§ DIRECTION:
Copy every line that mentions the word "CITATIONS".
——
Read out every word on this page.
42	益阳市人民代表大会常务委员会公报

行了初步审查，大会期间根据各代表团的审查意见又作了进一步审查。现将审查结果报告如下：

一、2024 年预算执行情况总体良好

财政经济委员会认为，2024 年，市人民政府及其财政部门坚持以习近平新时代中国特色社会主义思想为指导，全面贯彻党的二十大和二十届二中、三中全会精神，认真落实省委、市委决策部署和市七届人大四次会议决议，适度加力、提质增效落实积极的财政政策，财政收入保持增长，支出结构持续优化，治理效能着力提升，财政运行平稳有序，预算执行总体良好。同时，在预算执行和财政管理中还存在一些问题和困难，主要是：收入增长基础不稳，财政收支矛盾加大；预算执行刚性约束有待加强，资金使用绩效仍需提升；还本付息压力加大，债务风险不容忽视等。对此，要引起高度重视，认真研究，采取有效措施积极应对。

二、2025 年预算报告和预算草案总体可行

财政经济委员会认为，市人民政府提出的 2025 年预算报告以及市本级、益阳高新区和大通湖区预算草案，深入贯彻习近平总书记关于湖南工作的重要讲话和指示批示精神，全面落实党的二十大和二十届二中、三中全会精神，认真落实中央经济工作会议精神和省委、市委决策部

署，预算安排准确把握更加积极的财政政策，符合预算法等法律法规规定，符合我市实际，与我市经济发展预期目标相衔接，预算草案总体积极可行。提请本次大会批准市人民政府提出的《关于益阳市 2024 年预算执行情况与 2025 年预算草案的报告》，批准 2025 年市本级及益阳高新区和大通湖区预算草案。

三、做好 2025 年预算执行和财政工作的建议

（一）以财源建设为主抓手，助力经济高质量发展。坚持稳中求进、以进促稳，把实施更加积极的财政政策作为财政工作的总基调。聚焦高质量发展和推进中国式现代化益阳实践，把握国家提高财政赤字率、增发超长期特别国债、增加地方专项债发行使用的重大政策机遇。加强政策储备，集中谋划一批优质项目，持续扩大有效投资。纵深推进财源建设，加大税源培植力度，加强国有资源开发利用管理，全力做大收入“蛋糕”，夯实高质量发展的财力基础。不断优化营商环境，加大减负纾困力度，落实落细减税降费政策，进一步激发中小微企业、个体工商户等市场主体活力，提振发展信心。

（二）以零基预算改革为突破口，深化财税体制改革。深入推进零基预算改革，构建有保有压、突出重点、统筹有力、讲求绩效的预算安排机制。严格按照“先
——
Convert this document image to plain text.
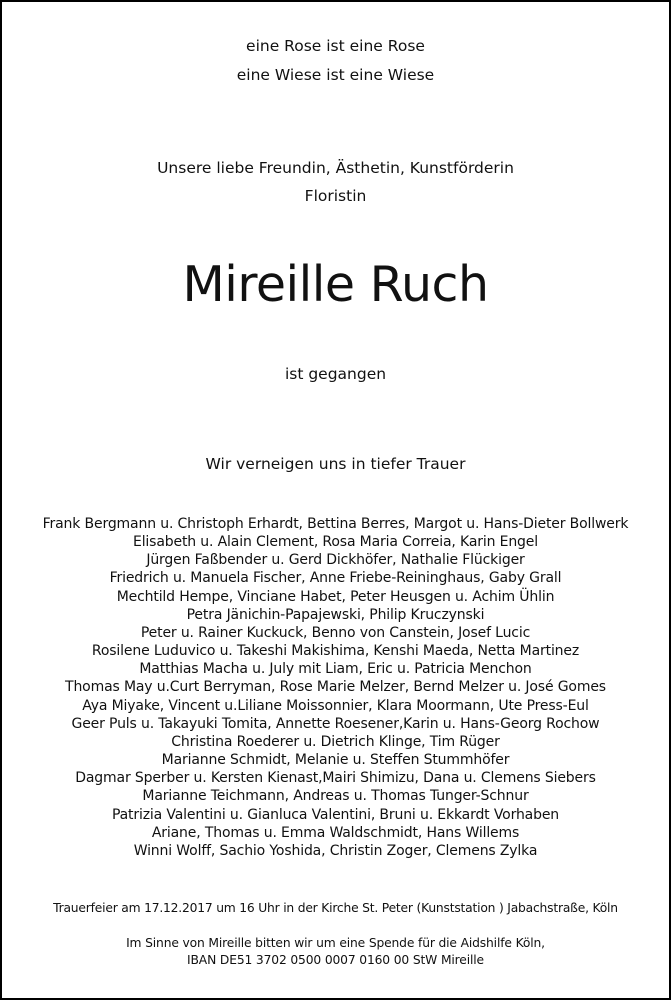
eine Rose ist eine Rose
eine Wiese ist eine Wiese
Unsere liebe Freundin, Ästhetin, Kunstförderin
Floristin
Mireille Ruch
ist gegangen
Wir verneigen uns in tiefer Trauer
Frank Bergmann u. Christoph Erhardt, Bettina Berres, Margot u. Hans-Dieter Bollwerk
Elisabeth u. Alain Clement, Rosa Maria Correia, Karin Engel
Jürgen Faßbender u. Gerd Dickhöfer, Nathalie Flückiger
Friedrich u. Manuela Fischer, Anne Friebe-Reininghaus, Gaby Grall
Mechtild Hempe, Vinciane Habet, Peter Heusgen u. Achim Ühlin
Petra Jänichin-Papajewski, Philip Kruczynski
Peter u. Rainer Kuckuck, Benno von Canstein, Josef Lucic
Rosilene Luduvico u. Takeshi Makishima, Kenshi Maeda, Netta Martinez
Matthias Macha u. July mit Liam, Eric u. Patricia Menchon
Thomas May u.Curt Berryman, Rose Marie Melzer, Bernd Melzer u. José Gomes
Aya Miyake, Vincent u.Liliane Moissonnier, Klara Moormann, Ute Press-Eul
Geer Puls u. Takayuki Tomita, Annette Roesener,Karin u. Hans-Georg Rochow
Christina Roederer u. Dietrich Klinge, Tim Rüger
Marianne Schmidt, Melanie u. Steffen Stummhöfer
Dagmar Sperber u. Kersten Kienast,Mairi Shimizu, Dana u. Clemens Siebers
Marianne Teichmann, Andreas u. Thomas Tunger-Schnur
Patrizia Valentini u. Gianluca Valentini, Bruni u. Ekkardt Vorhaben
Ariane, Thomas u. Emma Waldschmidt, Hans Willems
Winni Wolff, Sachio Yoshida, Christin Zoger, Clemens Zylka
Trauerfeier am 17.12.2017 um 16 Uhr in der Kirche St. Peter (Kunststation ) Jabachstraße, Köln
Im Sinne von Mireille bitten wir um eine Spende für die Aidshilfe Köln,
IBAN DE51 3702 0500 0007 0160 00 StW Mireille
——
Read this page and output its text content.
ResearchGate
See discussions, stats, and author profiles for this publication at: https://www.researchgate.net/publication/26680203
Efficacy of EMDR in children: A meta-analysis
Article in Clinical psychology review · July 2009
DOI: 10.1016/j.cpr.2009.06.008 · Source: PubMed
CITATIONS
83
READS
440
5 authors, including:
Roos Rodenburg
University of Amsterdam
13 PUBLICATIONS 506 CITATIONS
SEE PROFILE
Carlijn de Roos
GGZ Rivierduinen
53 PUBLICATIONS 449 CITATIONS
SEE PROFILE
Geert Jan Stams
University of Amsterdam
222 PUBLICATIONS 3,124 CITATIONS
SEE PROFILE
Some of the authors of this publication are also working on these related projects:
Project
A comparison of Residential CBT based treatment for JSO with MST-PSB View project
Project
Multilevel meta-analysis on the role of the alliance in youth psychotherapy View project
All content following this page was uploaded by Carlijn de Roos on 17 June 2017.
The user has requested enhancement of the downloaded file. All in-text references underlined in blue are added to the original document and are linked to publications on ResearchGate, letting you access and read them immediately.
——
§ FULL OUTPUT:
CITATIONS
13 PUBLICATIONS 506 CITATIONS
53 PUBLICATIONS 449 CITATIONS
222 PUBLICATIONS 3,124 CITATIONS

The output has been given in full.